═════ Text ═════

What it would like is to diff before/after streams. A stream is a
callchain which is aggregated by the branch records from samples.
By browsing the hot streams, we can understand the hot code flow.
By comparing the cycles variation of same streams between old perf
data and new perf data, we can understand if the cycles are moved to
the unchanged code.
The before stream is the stream before source line changed
(e.g. streams in perf.data.old). The after stream is the stream
after source line changed (e.g. streams in perf.data).
Diffing before/after streams compares all streams (or compares top
N hot streams) between two perf data files.
If all entries of one stream in perf.data.old are fully matched with
all entries of another stream in perf.data, we think these two streams
are matched, otherwise the streams are not matched.
For example,
cycles: 1, hits: 26.80% cycles: 1, hits: 27.30%
-------------------------- --------------------------
main div.c:39 main div.c:39
main div.c:44 main div.c:44
It looks that two streams are matched and we can see for the same
streams the cycles are equal and the stream hit percents are
slightly changed. That's expected in the normal range.
But that's not always true if source lines are changed in perf.data
(e.g. div.c:39 is changed). If the source line is changed, they
are different streams, we can't compare them. We just think the
stream in perf.data is a new one.
The challenge is how to identify the changed source lines. The basic
idea is to use linux command 'diff' to compare the source file A and
source file A* line by line (assume A is used in perf.data.old
and A* is updated in perf.data). Create a source line mapping table.
For example,
Execute 'diff ./before/div.c ./after/div.c'
25c25
< i = rand() % 2;
---
> i = rand() % 4;
39c39
< for (i = 0; i < 2000000000; i++) {
---
> for (i = 0; i < 20000000001; i++) {
div.c (after -> before) lines mapping:
0 -> 0
1 -> 1
2 -> 2
3 -> 3
4 -> 4
5 -> 5
6 -> 6
7 -> 7
8 -> 8
9 -> 9
...
24 -> 24
25 -> -1
26 -> 26
27 -> 27
28 -> 28
29 -> 29
30 -> 30
31 -> 31
32 -> 32
33 -> 33
34 -> 34
35 -> 35
36 -> 36
37 -> 37
38 -> 38
39 -> -1
40 -> 40
...
From the table, we can easily know div.c:39 is source line changed.
(it's mapped to -1). So these two streams are not matched.

═════ Extracted material ═════

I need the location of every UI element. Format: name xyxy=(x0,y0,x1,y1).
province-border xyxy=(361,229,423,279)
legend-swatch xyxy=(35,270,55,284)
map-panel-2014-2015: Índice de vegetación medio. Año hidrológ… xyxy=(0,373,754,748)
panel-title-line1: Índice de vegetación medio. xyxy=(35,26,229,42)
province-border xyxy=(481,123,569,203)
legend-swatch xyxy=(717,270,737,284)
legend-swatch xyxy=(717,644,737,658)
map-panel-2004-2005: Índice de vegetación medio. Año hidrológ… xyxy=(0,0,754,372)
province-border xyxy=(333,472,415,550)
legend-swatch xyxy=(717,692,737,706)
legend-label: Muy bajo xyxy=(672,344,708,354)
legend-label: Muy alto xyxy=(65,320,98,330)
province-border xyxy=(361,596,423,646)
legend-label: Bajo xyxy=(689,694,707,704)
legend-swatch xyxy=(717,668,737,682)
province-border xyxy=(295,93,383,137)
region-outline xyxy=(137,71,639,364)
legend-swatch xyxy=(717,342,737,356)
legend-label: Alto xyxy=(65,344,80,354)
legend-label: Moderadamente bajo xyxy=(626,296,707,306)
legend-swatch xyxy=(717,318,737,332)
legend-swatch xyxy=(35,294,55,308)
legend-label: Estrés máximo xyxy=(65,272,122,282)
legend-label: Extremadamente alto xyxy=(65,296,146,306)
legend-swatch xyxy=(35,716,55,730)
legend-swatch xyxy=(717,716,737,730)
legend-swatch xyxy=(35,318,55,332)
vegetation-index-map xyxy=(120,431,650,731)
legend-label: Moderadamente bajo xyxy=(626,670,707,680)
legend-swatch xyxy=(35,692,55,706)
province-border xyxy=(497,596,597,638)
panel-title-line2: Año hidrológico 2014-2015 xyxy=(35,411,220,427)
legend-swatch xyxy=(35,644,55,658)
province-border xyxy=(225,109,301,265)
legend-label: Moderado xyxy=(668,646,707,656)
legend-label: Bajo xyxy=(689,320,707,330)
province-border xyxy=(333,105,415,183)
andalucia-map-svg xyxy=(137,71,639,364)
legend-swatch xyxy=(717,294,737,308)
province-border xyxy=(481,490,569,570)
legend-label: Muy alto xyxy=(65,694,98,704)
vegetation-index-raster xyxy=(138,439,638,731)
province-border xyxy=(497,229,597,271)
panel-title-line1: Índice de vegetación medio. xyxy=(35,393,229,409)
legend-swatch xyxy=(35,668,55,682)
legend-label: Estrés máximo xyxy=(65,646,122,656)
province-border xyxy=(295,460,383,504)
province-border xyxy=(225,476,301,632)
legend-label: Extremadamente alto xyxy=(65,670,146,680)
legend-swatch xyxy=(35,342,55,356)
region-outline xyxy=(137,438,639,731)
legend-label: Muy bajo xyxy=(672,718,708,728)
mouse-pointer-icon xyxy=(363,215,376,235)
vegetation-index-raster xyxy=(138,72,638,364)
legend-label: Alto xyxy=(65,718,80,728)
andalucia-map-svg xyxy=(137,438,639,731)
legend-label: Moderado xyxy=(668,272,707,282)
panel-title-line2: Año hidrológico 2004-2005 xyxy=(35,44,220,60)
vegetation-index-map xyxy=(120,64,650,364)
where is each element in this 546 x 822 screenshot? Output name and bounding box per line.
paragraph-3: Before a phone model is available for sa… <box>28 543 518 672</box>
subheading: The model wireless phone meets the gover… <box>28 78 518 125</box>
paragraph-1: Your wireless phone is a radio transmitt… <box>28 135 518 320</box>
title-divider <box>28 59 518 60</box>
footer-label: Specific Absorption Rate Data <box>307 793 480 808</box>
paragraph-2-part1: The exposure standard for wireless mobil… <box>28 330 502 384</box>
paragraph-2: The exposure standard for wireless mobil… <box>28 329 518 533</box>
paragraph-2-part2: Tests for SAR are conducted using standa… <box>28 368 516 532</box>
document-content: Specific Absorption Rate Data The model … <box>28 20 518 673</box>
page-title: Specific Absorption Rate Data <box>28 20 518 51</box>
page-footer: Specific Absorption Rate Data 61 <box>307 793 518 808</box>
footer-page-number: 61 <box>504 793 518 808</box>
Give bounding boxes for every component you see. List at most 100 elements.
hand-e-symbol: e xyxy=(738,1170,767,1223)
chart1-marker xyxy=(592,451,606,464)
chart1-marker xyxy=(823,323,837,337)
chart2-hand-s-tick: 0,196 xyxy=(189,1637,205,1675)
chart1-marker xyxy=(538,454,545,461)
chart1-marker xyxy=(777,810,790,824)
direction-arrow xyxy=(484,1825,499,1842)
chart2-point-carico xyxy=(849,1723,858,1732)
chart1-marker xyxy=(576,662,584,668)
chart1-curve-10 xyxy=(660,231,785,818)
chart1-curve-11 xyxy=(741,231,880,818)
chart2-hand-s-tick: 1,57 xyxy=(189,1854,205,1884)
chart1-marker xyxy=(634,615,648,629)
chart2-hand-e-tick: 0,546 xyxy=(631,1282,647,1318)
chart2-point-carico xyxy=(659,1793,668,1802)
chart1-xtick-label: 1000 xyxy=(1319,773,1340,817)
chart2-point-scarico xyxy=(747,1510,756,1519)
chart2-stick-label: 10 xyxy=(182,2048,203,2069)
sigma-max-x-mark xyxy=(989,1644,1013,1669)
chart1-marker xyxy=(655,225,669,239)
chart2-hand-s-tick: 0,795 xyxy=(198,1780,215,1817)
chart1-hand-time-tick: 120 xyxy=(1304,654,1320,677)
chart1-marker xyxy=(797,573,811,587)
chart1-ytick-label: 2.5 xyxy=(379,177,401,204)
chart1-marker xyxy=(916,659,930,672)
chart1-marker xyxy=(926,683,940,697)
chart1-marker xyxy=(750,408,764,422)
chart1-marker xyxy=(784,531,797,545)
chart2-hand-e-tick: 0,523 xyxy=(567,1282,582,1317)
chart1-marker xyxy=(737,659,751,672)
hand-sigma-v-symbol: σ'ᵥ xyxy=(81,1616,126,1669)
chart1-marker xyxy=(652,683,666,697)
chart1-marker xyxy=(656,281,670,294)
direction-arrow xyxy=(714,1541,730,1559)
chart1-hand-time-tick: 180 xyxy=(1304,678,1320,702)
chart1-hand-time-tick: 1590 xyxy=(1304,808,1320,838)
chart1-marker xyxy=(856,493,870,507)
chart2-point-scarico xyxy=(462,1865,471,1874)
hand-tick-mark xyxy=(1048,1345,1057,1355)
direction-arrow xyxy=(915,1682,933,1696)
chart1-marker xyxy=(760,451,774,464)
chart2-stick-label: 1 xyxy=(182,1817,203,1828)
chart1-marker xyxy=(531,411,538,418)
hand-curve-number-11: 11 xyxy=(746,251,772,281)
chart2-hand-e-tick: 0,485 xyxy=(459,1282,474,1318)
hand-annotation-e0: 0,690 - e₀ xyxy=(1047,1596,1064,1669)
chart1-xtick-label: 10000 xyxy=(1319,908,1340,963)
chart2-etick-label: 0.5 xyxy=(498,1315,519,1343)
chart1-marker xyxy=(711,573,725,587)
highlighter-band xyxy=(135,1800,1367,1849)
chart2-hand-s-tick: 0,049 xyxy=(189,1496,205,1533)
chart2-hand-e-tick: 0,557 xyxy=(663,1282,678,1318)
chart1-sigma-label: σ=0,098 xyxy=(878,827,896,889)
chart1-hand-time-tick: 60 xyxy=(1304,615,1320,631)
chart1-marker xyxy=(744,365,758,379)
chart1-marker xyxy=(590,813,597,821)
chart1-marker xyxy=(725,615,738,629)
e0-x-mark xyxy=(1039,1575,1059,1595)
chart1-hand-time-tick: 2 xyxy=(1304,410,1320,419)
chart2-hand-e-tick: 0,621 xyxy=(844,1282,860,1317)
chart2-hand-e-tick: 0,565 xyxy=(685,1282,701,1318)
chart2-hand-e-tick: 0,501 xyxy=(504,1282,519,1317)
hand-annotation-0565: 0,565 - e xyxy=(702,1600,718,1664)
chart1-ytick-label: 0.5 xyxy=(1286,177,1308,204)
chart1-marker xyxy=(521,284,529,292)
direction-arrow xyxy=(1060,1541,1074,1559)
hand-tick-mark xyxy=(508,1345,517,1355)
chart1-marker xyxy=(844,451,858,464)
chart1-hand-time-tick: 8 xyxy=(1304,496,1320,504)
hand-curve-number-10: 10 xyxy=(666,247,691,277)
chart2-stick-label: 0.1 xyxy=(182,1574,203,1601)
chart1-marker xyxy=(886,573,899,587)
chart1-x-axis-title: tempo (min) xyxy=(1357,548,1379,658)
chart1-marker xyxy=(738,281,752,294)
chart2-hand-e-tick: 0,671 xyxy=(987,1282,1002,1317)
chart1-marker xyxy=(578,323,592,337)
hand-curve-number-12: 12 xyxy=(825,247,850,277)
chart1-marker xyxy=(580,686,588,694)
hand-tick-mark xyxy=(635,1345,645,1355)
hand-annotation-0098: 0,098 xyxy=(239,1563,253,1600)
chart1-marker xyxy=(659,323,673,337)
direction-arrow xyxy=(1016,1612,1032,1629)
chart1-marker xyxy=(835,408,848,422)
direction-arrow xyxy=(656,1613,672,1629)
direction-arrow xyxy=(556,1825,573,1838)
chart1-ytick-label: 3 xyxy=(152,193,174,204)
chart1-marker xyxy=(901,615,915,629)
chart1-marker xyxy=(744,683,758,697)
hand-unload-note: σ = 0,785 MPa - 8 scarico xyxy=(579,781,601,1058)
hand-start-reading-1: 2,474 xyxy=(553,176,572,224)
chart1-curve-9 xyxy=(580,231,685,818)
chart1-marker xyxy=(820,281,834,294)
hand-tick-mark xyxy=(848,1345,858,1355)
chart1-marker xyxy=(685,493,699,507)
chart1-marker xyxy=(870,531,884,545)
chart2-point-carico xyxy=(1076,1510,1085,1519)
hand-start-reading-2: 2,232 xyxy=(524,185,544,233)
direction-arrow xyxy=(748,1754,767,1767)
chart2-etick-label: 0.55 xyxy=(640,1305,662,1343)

═════

[Given instruction]
From the text on diffing perf streams, output the passage that opens with the words containing "By comparing the" and closes with "the streams are not matched.".

[Result for this exercise]
By comparing the cycles variation of same streams between old perf
data and new perf data, we can understand if the cycles are moved to
the unchanged code.
The before stream is the stream before source line changed
(e.g. streams in perf.data.old). The after stream is the stream
after source line changed (e.g. streams in perf.data).
Diffing before/after streams compares all streams (or compares top
N hot streams) between two perf data files.
If all entries of one stream in perf.data.old are fully matched with
all entries of another stream in perf.data, we think these two streams
are matched, otherwise the streams are not matched.